* What this task involves
Pick out and copy every line below that has the word "household".

Stored data
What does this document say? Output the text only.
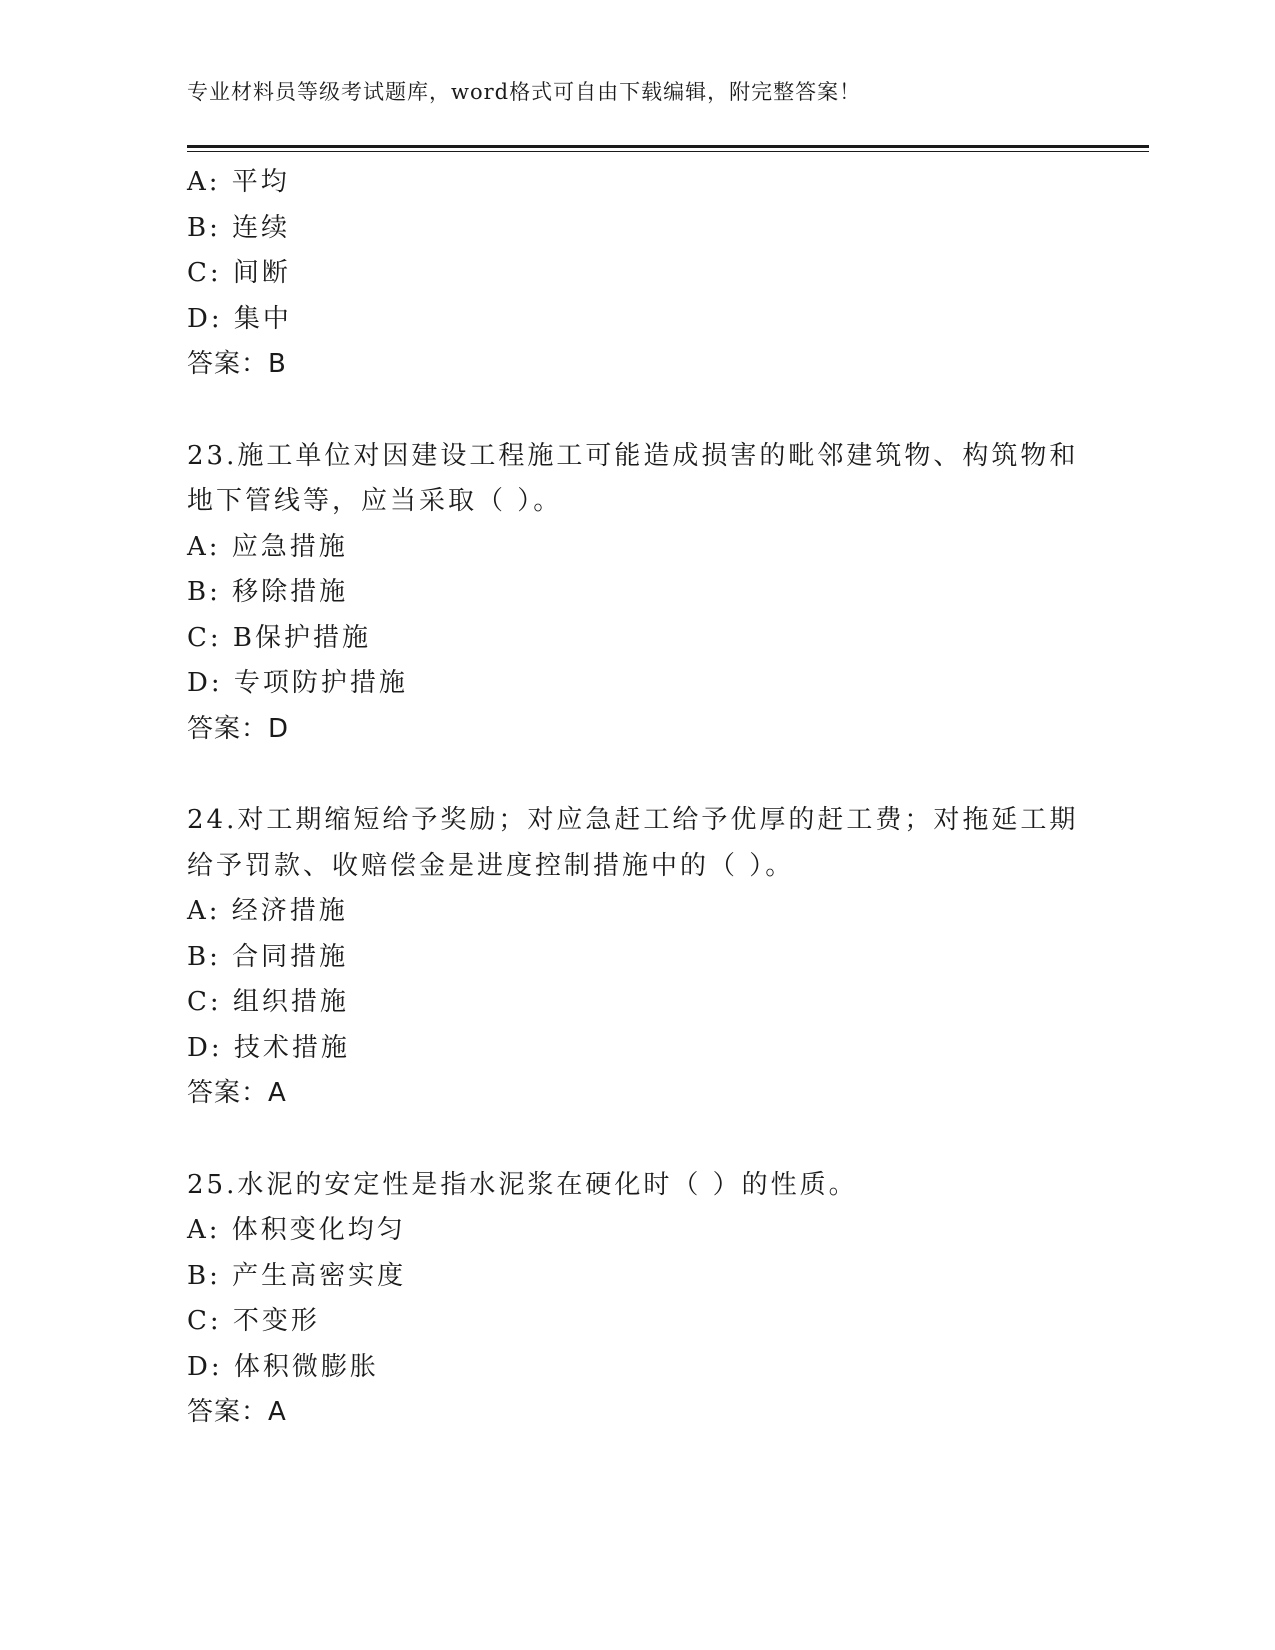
专业材料员等级考试题库，word格式可自由下载编辑，附完整答案！
A: 平均
B: 连续
C: 间断
D: 集中
答案：B
23.施工单位对因建设工程施工可能造成损害的毗邻建筑物、构筑物和
地下管线等，应当采取（ ）。
A: 应急措施
B: 移除措施
C: B保护措施
D: 专项防护措施
答案：D
24.对工期缩短给予奖励；对应急赶工给予优厚的赶工费；对拖延工期
给予罚款、收赔偿金是进度控制措施中的（ ）。
A: 经济措施
B: 合同措施
C: 组织措施
D: 技术措施
答案：A
25.水泥的安定性是指水泥浆在硬化时（ ）的性质。
A: 体积变化均匀
B: 产生高密实度
C: 不变形
D: 体积微膨胀
答案：A
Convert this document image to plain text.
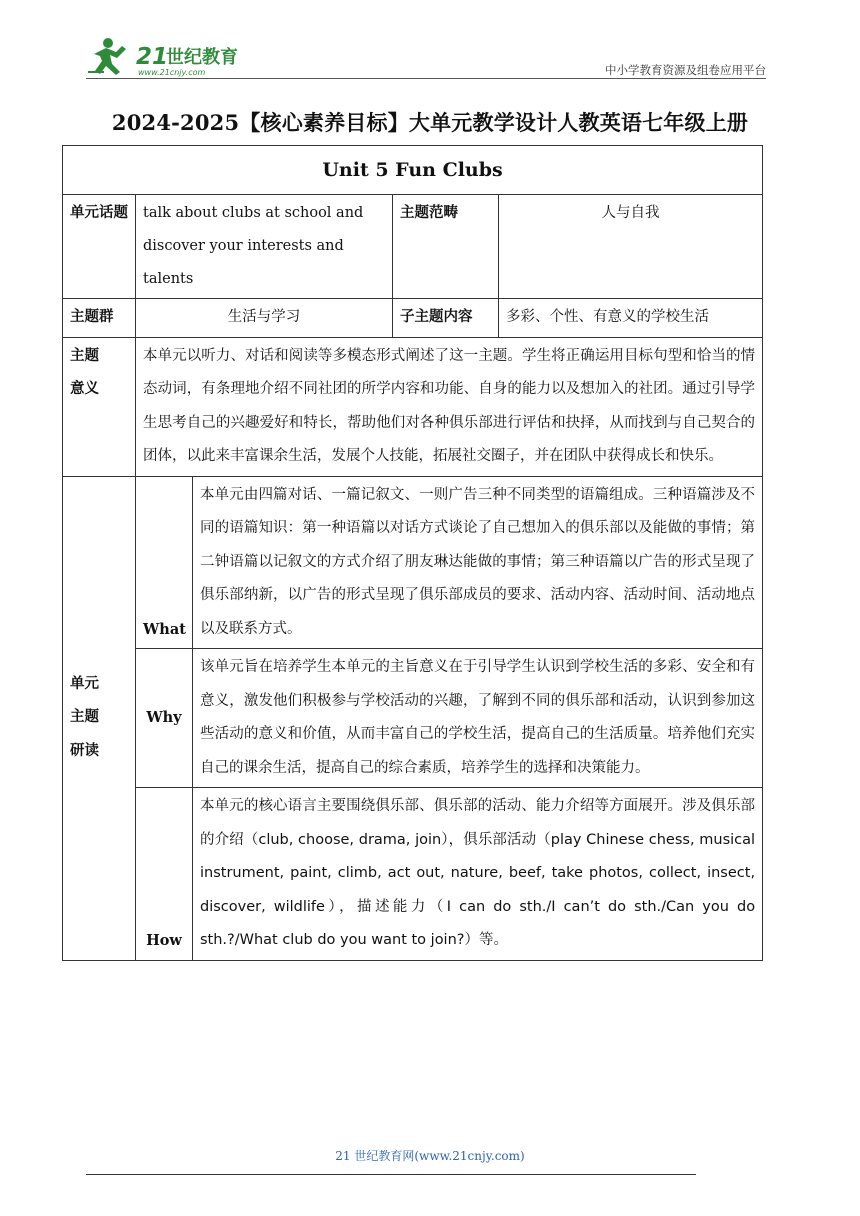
21
世纪教育
www.21cnjy.com	中小学教育资源及组卷应用平台
2024-2025【核心素养目标】大单元教学设计人教英语七年级上册
Unit 5 Fun Clubs				
单元话题	talk about clubs at school and discover your interests and talents		主题范畴	人与自我
主题群	生活与学习		子主题内容	多彩、个性、有意义的学校生活
主题意义	本单元以听力、对话和阅读等多模态形式阐述了这一主题。学生将正确运用目标句型和恰当的情态动词，有条理地介绍不同社团的所学内容和功能、自身的能力以及想加入的社团。通过引导学生思考自己的兴趣爱好和特长，帮助他们对各种俱乐部进行评估和抉择，从而找到与自己契合的团体，以此来丰富课余生活，发展个人技能，拓展社交圈子，并在团队中获得成长和快乐。			
单元主题研读	What	本单元由四篇对话、一篇记叙文、一则广告三种不同类型的语篇组成。三种语篇涉及不同的语篇知识：第一种语篇以对话方式谈论了自己想加入的俱乐部以及能做的事情；第二钟语篇以记叙文的方式介绍了朋友琳达能做的事情；第三种语篇以广告的形式呈现了俱乐部纳新，以广告的形式呈现了俱乐部成员的要求、活动内容、活动时间、活动地点以及联系方式。		
	Why	该单元旨在培养学生本单元的主旨意义在于引导学生认识到学校生活的多彩、安全和有意义，激发他们积极参与学校活动的兴趣，了解到不同的俱乐部和活动，认识到参加这些活动的意义和价值，从而丰富自己的学校生活，提高自己的生活质量。培养他们充实自己的课余生活，提高自己的综合素质，培养学生的选择和决策能力。		
	How	本单元的核心语言主要围绕俱乐部、俱乐部的活动、能力介绍等方面展开。涉及俱乐部的介绍（club, choose, drama, join），俱乐部活动（play Chinese chess, musical instrument, paint, climb, act out, nature, beef, take photos, collect, insect, discover, wildlife），描述能力（I can do sth./I can’t do sth./Can you do sth.?/What club do you want to join?）等。		
21 世纪教育网(www.21cnjy.com)
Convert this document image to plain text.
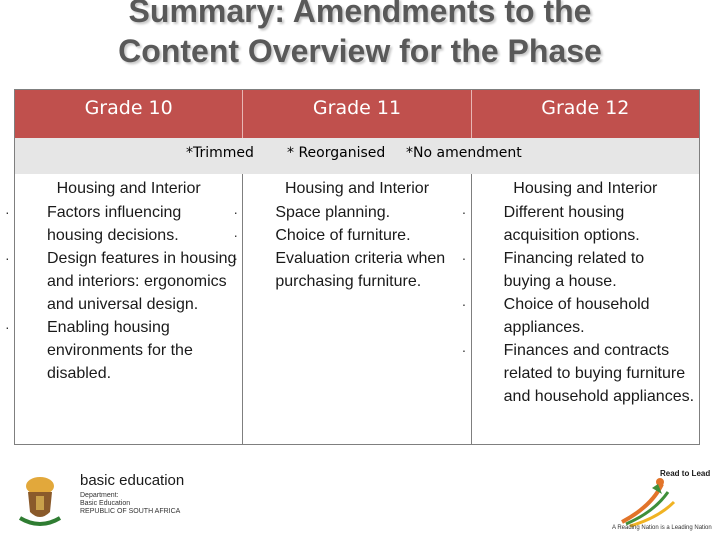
Summary: Amendments to the
Content Overview for the Phase
Grade 10	Grade 11	Grade 12
*Trimmed * Reorganised *No amendment
Housing and Interior
· Factors influencing housing decisions.
· Design features in housing and interiors: ergonomics and universal design.
· Enabling housing environments for the disabled.
Housing and Interior
· Space planning.
· Choice of furniture.
· Evaluation criteria when purchasing furniture.
Housing and Interior
· Different housing acquisition options.
· Financing related to buying a house.
· Choice of household appliances.
· Finances and contracts related to buying furniture and household appliances.
basic education
Department:
Basic Education
REPUBLIC OF SOUTH AFRICA
Read to Lead
A Reading Nation is a Leading Nation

* Solution for this problem
· Choice of household appliances.
· Finances and contracts related to buying furniture and household appliances.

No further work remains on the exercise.